** TASK **
Would you copy out the whole listing exactly as given?

** MATERIAL **
--- Start ---

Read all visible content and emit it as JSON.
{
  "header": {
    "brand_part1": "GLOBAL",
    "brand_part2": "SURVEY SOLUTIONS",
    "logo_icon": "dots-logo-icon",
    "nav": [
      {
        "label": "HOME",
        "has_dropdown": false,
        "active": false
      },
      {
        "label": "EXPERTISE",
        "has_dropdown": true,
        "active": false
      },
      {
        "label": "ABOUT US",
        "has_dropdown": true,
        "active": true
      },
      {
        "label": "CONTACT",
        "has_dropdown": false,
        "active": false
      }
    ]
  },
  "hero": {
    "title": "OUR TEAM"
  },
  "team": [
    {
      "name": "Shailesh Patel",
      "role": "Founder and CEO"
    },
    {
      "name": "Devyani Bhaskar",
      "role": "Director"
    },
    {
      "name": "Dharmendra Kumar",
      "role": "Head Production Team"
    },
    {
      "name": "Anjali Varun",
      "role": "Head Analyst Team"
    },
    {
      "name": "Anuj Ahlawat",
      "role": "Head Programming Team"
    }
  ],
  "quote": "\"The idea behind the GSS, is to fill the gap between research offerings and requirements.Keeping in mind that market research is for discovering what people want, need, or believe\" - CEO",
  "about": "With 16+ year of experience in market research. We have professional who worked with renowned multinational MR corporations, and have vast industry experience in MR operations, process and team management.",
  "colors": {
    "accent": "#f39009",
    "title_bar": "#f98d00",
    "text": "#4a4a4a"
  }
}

--- End ---

** SOLUTION FOR THIS EXERCISE **
Read all visible content and emit it as JSON.
{
  "header": {
    "brand_part1": "GLOBAL",
    "brand_part2": "SURVEY SOLUTIONS",
    "logo_icon": "dots-logo-icon",
    "nav": [
      {
        "label": "HOME",
        "has_dropdown": false,
        "active": false
      },
      {
        "label": "EXPERTISE",
        "has_dropdown": true,
        "active": false
      },
      {
        "label": "ABOUT US",
        "has_dropdown": true,
        "active": true
      },
      {
        "label": "CONTACT",
        "has_dropdown": false,
        "active": false
      }
    ]
  },
  "hero": {
    "title": "OUR TEAM"
  },
  "team": [
    {
      "name": "Shailesh Patel",
      "role": "Founder and CEO"
    },
    {
      "name": "Devyani Bhaskar",
      "role": "Director"
    },
    {
      "name": "Dharmendra Kumar",
      "role": "Head Production Team"
    },
    {
      "name": "Anjali Varun",
      "role": "Head Analyst Team"
    },
    {
      "name": "Anuj Ahlawat",
      "role": "Head Programming Team"
    }
  ],
  "quote": "\"The idea behind the GSS, is to fill the gap between research offerings and requirements.Keeping in mind that market research is for discovering what people want, need, or believe\" - CEO",
  "about": "With 16+ year of experience in market research. We have professional who worked with renowned multinational MR corporations, and have vast industry experience in MR operations, process and team management.",
  "colors": {
    "accent": "#f39009",
    "title_bar": "#f98d00",
    "text": "#4a4a4a"
  }
}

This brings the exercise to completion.